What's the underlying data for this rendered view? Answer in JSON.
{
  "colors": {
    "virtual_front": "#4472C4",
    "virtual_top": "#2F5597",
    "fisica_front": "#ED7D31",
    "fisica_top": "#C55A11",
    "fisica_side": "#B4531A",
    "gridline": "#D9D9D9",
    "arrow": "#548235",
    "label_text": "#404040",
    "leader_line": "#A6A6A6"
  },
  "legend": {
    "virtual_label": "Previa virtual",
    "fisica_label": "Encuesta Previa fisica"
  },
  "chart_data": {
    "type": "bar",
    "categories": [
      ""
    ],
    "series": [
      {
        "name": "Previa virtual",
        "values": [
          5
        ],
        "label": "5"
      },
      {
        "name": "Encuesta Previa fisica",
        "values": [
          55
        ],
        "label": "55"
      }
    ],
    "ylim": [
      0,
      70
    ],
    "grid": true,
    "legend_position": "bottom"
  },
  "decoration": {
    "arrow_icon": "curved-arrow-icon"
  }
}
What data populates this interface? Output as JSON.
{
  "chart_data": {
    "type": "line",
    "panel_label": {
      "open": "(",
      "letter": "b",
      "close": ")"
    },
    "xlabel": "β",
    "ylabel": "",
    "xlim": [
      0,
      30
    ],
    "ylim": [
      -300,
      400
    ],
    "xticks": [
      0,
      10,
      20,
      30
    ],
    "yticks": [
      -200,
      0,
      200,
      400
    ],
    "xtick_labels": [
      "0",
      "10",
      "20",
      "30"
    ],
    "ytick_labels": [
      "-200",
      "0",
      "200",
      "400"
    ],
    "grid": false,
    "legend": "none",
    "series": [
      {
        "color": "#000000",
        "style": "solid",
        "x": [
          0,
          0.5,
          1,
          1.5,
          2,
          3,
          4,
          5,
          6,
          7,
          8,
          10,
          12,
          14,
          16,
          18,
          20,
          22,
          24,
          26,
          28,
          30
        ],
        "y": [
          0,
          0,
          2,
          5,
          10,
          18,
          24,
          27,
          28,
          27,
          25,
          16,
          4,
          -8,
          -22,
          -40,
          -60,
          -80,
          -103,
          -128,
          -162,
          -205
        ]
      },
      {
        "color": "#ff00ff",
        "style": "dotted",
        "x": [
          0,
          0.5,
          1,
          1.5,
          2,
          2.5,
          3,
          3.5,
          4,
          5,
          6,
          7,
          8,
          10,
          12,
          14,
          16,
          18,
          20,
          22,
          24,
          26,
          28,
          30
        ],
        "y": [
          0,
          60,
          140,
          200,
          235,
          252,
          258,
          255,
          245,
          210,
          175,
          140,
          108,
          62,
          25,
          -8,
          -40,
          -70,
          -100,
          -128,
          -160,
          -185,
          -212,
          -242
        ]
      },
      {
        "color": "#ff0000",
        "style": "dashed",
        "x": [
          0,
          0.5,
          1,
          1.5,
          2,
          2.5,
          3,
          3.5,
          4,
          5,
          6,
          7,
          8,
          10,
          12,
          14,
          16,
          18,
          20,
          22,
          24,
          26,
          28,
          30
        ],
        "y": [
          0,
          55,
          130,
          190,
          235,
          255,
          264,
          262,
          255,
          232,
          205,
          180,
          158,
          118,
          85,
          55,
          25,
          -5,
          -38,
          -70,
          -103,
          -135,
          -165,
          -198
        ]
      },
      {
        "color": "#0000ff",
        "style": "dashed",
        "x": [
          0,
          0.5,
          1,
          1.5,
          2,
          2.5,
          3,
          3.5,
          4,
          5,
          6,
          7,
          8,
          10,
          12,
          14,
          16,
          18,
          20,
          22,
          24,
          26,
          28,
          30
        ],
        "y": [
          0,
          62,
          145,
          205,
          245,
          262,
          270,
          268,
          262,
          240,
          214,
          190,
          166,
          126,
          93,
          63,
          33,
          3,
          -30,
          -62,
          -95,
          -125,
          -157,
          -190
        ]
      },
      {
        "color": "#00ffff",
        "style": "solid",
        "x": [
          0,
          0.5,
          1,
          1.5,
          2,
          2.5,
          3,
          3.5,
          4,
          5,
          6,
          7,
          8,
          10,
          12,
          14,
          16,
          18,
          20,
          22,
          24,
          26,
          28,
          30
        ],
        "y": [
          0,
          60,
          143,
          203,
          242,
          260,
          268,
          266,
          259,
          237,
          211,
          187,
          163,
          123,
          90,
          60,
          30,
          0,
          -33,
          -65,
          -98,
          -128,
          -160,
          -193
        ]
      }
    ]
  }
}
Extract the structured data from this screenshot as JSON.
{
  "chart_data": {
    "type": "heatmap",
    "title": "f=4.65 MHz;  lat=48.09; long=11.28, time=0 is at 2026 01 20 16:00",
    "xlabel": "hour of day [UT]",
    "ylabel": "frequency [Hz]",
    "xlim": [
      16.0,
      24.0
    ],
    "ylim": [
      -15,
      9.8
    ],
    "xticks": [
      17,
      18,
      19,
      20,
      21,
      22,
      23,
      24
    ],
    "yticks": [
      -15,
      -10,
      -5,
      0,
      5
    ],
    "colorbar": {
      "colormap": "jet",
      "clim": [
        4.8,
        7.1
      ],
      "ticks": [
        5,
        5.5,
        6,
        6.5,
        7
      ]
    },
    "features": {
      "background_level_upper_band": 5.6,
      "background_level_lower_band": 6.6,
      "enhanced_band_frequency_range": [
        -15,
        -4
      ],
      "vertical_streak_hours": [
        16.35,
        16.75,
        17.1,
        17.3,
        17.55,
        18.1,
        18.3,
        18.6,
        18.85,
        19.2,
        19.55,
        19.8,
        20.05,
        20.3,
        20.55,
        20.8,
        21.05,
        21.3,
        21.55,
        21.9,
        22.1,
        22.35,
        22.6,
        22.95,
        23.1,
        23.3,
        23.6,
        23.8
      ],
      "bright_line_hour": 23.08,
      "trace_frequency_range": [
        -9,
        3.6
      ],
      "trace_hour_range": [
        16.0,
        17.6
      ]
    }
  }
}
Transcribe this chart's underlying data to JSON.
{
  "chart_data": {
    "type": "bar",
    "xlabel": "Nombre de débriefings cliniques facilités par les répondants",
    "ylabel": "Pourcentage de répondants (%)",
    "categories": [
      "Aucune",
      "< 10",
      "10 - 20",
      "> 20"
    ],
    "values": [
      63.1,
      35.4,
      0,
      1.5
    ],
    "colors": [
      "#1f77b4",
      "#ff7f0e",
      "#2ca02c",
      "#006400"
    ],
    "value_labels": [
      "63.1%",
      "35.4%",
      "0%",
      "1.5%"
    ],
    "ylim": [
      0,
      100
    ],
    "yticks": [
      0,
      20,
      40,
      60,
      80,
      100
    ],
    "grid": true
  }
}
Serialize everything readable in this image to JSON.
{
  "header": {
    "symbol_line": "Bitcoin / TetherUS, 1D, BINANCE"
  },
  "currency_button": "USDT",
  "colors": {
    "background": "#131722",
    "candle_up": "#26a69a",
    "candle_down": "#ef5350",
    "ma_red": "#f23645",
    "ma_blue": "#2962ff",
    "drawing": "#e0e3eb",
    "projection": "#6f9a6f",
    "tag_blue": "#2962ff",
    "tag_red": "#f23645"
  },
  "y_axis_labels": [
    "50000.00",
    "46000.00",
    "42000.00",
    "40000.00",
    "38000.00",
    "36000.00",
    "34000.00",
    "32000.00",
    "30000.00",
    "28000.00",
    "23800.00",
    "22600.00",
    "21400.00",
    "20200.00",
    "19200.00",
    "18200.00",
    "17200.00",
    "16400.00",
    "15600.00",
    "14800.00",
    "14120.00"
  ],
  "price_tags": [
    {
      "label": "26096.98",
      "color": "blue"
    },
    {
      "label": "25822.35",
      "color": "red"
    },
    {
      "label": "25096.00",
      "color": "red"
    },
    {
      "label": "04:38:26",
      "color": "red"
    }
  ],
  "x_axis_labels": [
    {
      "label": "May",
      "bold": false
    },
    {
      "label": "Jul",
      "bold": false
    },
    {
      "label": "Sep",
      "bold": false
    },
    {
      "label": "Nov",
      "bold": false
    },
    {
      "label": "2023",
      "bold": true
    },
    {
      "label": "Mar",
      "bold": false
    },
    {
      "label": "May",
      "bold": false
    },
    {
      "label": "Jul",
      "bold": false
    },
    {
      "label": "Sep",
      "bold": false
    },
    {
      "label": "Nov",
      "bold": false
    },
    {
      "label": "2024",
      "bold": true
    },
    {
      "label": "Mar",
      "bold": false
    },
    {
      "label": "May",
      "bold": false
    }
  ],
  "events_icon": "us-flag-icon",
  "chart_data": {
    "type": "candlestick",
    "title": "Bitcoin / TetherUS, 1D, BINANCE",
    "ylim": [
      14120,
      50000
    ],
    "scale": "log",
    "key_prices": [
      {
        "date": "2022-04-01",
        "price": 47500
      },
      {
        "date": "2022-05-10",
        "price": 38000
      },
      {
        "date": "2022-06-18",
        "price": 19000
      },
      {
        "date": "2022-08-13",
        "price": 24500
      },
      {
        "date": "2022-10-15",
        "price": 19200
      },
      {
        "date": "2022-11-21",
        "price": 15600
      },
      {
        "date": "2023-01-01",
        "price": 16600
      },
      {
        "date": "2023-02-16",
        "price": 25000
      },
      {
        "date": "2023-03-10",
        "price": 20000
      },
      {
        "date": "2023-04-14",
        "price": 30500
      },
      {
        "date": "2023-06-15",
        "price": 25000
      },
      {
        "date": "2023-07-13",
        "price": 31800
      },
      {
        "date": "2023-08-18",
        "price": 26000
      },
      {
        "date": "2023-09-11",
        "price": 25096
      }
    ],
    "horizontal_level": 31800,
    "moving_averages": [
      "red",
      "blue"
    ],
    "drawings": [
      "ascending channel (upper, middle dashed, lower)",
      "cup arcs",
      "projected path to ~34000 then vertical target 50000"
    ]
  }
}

==================================================

Read through the entries and copy each line in which "Previa" appears.

    "virtual_label": "Previa virtual",
    "fisica_label": "Encuesta Previa fisica"
        "name": "Previa virtual",
        "name": "Encuesta Previa fisica",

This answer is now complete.